_WHAT THE TASK REQUIRES_:
Lines from the one containing "Serialize everything readable" through the end of the data are to be returned exactly, and no others.

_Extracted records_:
————

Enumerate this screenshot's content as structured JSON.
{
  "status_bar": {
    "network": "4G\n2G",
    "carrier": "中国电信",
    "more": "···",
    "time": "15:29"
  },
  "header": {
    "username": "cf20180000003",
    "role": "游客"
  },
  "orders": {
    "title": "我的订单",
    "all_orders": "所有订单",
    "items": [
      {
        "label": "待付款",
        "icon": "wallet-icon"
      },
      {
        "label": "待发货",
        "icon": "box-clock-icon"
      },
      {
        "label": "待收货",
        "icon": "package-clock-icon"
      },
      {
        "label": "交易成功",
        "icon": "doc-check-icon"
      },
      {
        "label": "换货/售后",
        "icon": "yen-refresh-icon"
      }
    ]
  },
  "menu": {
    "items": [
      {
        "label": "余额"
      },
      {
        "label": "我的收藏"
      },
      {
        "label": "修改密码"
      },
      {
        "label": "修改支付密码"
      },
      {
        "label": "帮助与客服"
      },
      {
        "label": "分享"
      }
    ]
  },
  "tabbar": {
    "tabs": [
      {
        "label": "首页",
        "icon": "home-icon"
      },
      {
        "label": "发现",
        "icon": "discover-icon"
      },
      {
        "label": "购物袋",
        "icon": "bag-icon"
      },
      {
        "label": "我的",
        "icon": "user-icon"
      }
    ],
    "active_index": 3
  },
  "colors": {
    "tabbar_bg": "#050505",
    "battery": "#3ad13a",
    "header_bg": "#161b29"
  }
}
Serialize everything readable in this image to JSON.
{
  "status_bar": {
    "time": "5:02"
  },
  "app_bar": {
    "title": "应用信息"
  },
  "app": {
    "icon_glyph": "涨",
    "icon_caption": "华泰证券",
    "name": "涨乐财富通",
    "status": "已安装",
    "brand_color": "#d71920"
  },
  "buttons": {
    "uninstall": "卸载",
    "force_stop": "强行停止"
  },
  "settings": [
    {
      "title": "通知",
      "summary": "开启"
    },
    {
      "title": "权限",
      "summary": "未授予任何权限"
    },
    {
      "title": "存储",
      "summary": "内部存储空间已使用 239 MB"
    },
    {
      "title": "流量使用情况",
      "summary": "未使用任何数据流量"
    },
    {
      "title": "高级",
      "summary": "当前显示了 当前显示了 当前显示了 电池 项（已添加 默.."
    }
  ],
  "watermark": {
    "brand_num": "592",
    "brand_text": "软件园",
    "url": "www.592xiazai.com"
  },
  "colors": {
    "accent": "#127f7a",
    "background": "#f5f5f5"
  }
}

————

_REPLY TO THE TASK_:
Serialize everything readable in this image to JSON.
{
  "status_bar": {
    "time": "5:02"
  },
  "app_bar": {
    "title": "应用信息"
  },
  "app": {
    "icon_glyph": "涨",
    "icon_caption": "华泰证券",
    "name": "涨乐财富通",
    "status": "已安装",
    "brand_color": "#d71920"
  },
  "buttons": {
    "uninstall": "卸载",
    "force_stop": "强行停止"
  },
  "settings": [
    {
      "title": "通知",
      "summary": "开启"
    },
    {
      "title": "权限",
      "summary": "未授予任何权限"
    },
    {
      "title": "存储",
      "summary": "内部存储空间已使用 239 MB"
    },
    {
      "title": "流量使用情况",
      "summary": "未使用任何数据流量"
    },
    {
      "title": "高级",
      "summary": "当前显示了 当前显示了 当前显示了 电池 项（已添加 默.."
    }
  ],
  "watermark": {
    "brand_num": "592",
    "brand_text": "软件园",
    "url": "www.592xiazai.com"
  },
  "colors": {
    "accent": "#127f7a",
    "background": "#f5f5f5"
  }
}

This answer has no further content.